> [Exercise objective]:
Repeat verbatim each line from the line with "Transcribe this image's" to the end of the entries. Pictures do not belong in the copy.

> [Data in this exercise]:
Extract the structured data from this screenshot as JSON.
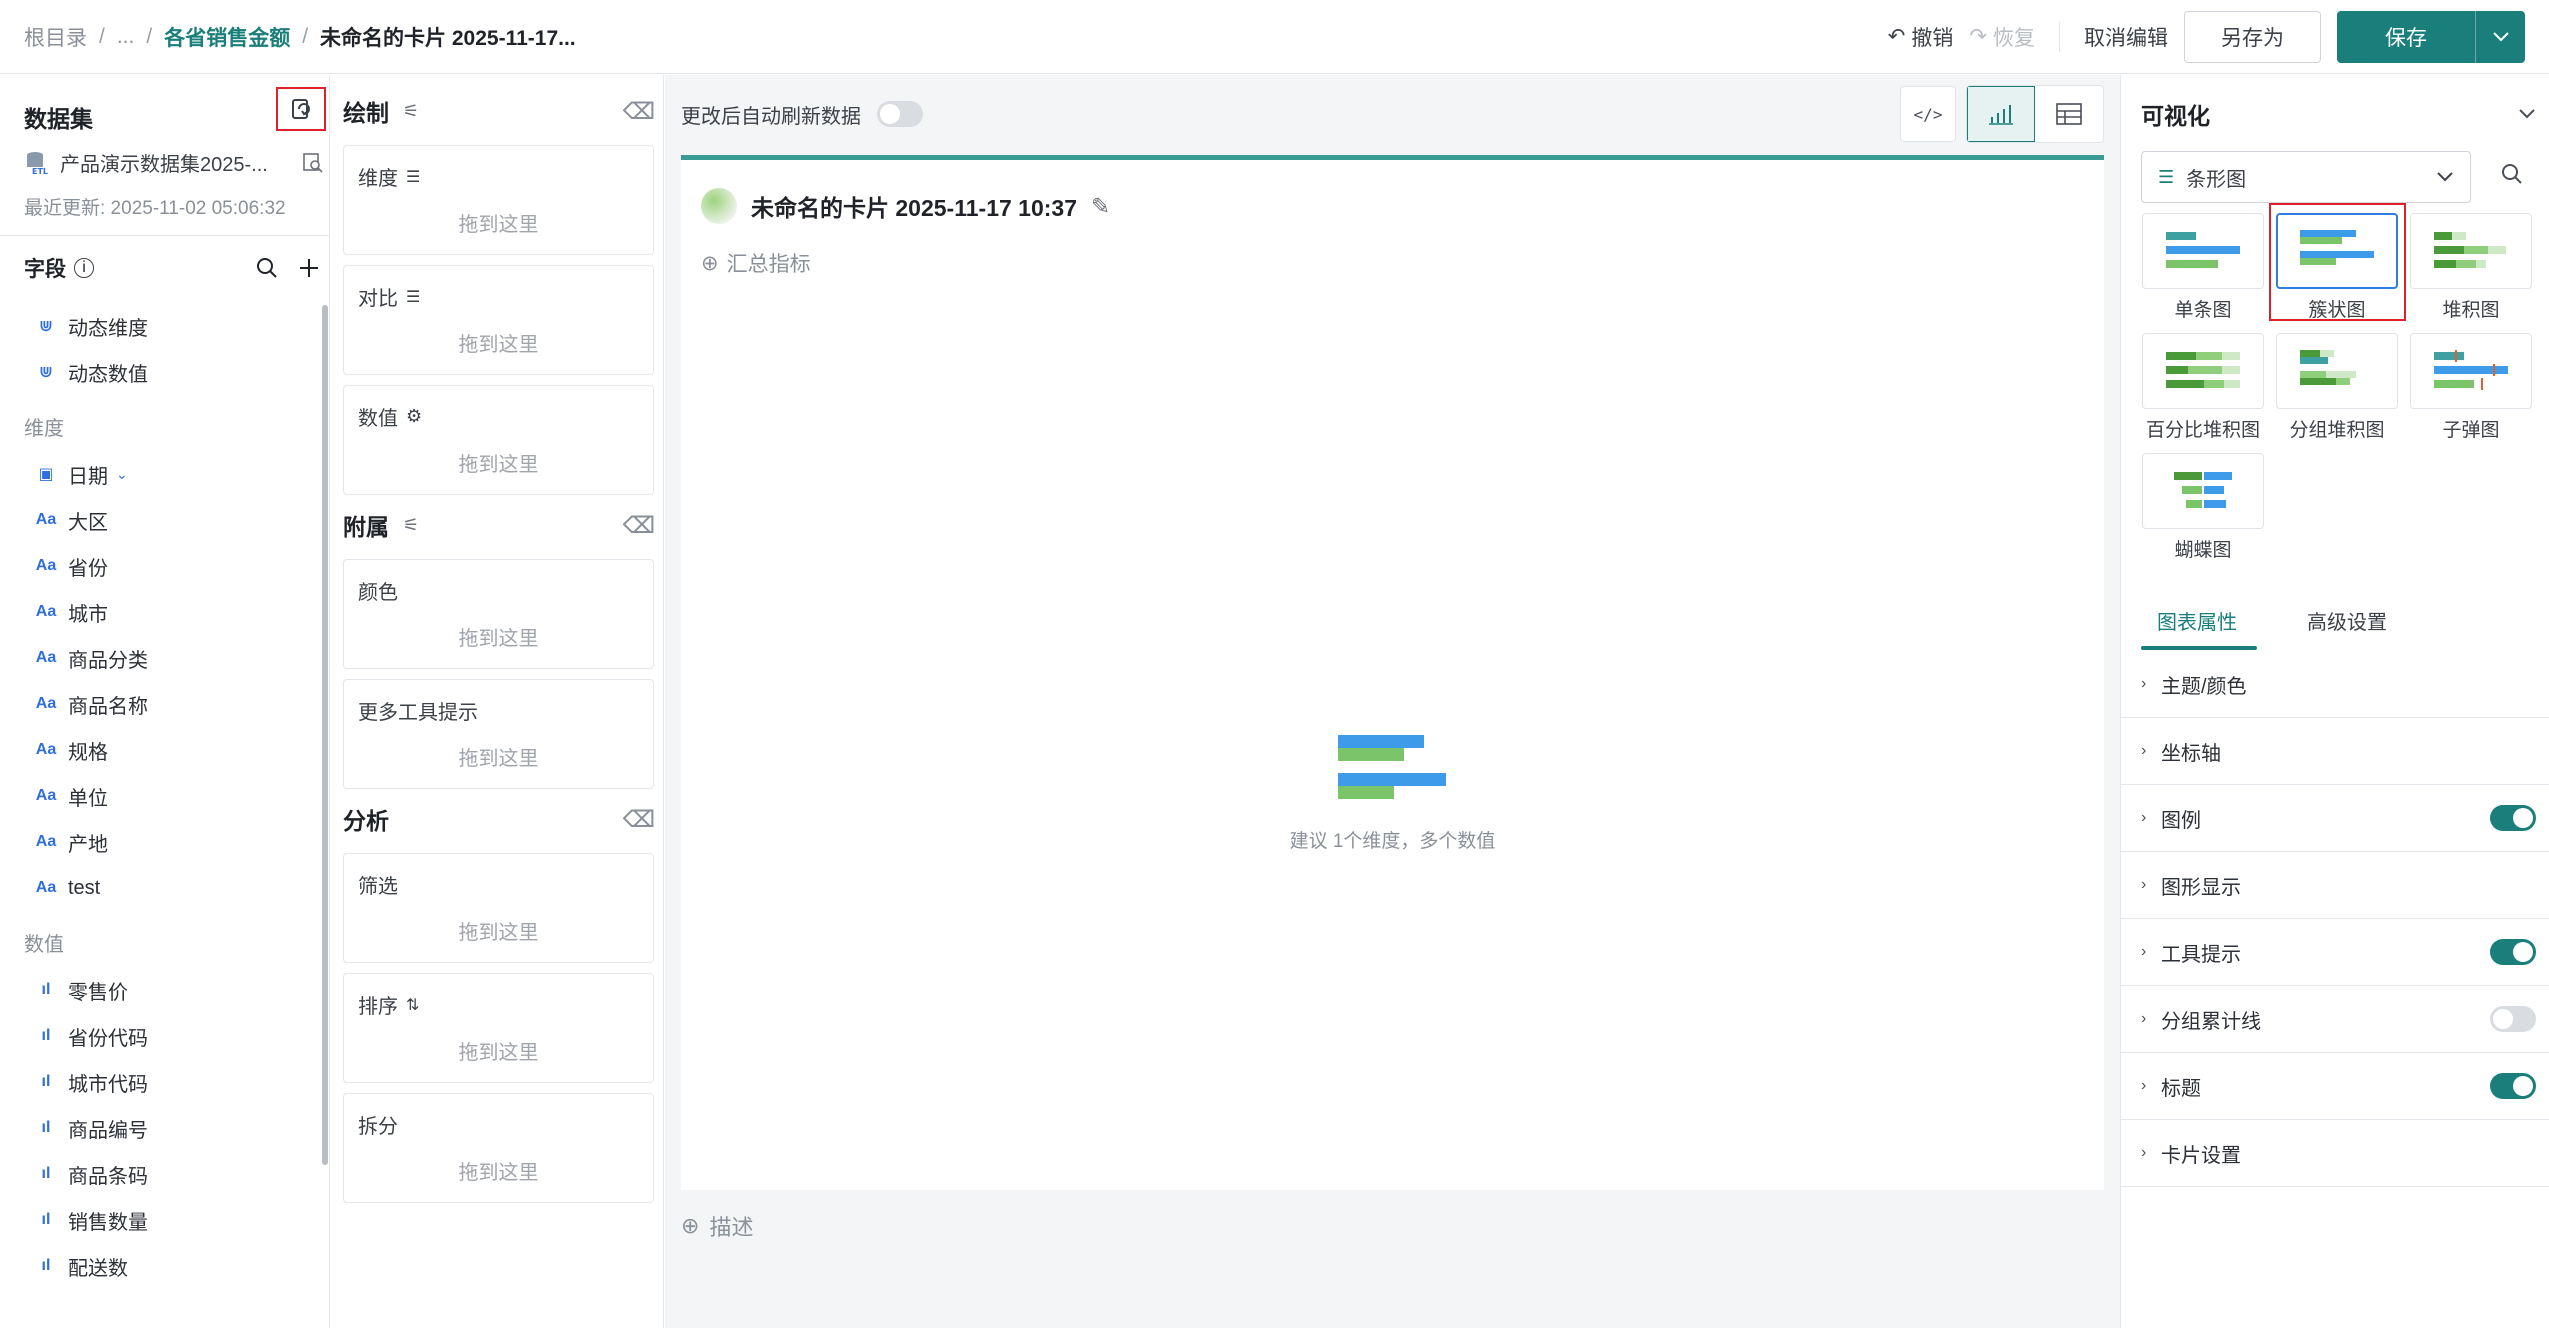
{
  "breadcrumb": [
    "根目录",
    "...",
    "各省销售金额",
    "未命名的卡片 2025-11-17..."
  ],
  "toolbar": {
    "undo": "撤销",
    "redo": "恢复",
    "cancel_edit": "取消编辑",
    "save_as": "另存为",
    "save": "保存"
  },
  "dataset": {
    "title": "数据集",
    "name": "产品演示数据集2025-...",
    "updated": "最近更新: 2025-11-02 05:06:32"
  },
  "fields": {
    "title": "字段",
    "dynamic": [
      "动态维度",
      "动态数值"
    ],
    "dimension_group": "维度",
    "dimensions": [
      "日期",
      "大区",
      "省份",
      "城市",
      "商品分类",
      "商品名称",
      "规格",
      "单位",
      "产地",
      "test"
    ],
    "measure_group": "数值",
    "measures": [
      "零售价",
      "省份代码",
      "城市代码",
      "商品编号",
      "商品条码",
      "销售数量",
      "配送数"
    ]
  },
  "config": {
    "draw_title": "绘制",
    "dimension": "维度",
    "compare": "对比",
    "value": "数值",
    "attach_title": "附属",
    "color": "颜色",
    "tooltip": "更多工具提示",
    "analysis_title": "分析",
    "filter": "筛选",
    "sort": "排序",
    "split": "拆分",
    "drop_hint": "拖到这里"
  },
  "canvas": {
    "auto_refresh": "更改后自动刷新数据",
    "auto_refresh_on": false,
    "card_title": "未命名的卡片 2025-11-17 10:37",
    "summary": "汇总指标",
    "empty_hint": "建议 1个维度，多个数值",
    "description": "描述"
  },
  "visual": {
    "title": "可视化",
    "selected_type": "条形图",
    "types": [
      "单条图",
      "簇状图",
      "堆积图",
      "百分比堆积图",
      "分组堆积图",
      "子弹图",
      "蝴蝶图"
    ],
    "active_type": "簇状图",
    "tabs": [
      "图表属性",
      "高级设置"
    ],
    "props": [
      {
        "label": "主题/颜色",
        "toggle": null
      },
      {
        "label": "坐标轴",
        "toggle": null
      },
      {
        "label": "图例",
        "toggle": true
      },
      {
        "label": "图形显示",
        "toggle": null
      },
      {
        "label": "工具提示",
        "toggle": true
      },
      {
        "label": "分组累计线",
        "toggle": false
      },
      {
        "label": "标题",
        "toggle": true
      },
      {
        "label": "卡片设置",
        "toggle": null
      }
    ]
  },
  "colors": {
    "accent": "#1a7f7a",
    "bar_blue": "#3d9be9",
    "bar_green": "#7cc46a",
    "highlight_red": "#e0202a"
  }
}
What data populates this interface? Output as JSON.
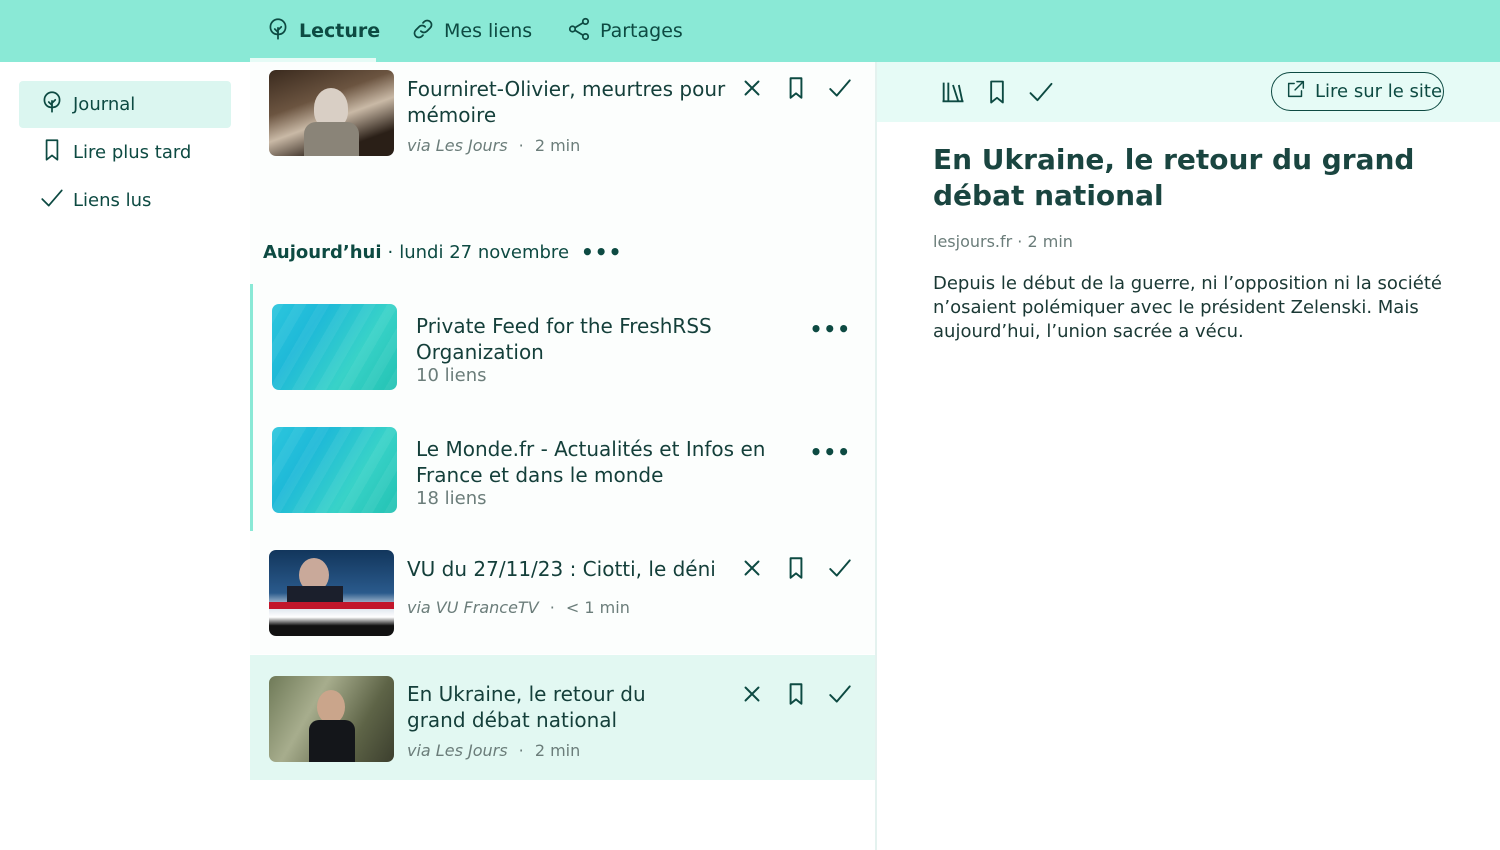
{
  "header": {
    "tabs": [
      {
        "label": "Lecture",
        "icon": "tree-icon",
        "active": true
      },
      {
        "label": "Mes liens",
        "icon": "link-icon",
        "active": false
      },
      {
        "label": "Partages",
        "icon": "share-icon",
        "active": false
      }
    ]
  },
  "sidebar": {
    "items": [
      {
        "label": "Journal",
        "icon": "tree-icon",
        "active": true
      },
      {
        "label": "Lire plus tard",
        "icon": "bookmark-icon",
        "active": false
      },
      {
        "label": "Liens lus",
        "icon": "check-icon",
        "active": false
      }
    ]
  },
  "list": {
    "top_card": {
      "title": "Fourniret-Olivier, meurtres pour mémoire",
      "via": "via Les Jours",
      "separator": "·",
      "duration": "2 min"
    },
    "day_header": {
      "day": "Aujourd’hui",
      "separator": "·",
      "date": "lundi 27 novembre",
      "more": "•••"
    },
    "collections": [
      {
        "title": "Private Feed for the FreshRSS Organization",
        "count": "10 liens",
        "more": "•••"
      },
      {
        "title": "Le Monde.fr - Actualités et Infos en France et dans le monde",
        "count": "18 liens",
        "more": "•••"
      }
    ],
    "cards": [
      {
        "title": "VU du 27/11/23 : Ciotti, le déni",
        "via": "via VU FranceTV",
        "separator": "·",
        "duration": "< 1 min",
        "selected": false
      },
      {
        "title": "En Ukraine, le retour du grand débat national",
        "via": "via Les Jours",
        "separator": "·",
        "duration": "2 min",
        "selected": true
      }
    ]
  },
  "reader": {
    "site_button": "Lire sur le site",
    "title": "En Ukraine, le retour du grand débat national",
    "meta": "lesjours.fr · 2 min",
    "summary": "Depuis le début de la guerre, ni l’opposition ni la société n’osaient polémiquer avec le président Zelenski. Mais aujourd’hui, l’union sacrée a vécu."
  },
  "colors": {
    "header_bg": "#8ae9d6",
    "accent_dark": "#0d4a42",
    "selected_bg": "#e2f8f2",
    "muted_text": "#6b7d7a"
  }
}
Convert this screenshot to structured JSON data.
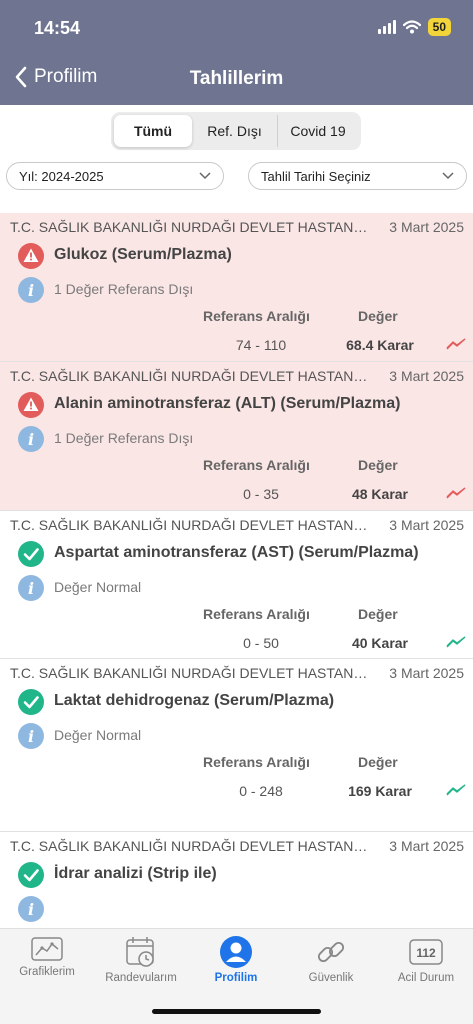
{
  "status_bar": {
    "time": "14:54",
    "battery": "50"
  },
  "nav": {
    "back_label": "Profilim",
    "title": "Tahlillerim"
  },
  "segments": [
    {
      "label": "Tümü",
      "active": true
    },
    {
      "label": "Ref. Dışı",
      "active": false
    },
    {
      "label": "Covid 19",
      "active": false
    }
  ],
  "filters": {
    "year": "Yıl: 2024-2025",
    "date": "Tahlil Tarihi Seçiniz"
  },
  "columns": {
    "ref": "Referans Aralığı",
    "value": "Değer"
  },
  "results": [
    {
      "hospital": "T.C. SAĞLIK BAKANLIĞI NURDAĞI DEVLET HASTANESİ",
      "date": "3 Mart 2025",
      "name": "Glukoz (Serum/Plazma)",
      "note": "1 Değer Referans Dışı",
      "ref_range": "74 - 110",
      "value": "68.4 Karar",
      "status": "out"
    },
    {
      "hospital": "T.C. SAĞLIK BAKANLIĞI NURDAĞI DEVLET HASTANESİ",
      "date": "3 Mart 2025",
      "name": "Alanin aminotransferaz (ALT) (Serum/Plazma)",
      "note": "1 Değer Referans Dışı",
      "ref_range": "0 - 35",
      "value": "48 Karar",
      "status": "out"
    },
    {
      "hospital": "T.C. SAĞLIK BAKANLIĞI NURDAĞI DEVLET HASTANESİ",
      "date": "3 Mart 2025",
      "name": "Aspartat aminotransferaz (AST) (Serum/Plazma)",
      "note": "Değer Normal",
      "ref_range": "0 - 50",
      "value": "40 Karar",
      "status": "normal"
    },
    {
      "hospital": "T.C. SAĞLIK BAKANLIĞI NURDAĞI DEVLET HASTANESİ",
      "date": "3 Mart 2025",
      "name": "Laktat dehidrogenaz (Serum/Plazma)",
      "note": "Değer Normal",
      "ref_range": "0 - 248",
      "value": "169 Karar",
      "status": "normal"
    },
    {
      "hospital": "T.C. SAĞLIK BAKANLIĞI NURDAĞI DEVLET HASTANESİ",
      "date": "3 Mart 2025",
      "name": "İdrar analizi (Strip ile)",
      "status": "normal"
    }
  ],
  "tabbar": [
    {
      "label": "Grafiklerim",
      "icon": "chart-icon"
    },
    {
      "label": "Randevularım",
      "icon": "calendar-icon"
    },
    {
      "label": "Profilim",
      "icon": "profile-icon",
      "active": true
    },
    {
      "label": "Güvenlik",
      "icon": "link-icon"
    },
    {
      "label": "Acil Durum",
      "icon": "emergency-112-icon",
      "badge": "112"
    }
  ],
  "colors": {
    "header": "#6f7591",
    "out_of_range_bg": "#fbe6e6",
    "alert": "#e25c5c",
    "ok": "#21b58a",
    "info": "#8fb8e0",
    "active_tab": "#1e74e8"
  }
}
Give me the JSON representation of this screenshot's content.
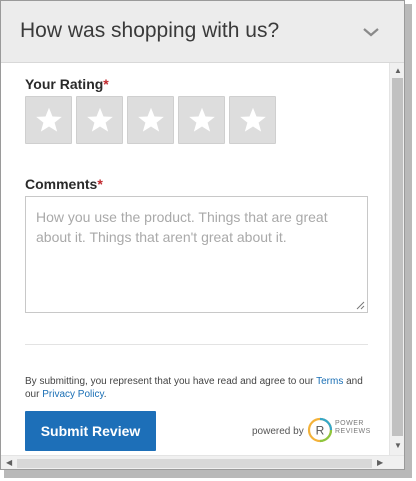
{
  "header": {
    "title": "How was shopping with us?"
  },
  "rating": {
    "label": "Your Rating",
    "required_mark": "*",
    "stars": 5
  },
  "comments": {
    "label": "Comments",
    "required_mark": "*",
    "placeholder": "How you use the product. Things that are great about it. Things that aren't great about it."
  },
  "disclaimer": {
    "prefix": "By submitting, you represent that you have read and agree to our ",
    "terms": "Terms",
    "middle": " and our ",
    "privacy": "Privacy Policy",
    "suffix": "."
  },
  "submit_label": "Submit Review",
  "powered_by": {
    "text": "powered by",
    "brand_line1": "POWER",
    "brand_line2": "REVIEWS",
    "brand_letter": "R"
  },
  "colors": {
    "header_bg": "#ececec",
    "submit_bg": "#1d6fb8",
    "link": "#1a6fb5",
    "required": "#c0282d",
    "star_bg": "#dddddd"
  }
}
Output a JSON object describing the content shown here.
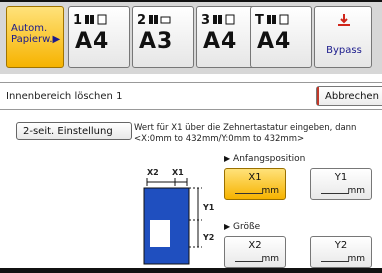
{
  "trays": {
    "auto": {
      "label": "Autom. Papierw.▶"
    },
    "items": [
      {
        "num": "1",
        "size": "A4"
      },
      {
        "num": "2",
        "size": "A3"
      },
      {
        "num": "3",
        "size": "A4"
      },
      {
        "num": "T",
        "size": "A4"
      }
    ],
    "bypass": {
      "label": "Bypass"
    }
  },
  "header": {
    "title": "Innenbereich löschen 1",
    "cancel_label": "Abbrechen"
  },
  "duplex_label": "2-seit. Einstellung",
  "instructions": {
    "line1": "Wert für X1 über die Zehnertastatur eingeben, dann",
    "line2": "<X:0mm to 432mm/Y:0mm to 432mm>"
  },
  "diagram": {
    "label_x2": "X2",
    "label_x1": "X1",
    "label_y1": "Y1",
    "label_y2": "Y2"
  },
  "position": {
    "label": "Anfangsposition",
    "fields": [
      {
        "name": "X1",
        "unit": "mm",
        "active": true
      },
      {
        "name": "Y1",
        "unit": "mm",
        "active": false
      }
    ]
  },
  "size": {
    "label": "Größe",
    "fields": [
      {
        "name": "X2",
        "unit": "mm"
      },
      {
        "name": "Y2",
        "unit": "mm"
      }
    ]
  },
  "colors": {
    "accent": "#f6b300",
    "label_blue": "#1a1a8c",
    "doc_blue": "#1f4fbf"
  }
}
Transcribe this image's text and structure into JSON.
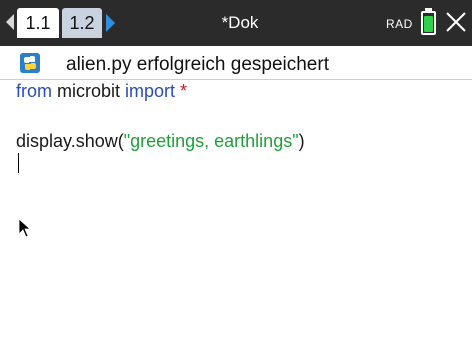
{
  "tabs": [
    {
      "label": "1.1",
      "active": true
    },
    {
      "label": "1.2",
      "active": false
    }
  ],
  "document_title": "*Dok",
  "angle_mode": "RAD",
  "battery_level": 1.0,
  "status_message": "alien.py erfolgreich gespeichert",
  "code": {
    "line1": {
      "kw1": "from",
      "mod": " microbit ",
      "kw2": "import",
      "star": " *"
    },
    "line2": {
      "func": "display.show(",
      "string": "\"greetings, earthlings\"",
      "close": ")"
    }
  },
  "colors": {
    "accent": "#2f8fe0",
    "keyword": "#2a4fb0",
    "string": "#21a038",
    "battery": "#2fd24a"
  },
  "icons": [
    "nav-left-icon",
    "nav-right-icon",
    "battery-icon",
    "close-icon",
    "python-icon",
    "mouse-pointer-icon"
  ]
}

> [Answer below]:
Transcribe this image's text and structure into JSON.
{
  "tabs": [
    {
      "label": "1.1",
      "active": true
    },
    {
      "label": "1.2",
      "active": false
    }
  ],
  "document_title": "*Dok",
  "angle_mode": "RAD",
  "battery_level": 1.0,
  "status_message": "alien.py erfolgreich gespeichert",
  "code": {
    "line1": {
      "kw1": "from",
      "mod": " microbit ",
      "kw2": "import",
      "star": " *"
    },
    "line2": {
      "func": "display.show(",
      "string": "\"greetings, earthlings\"",
      "close": ")"
    }
  },
  "colors": {
    "accent": "#2f8fe0",
    "keyword": "#2a4fb0",
    "string": "#21a038",
    "battery": "#2fd24a"
  },
  "icons": [
    "nav-left-icon",
    "nav-right-icon",
    "battery-icon",
    "close-icon",
    "python-icon",
    "mouse-pointer-icon"
  ]
}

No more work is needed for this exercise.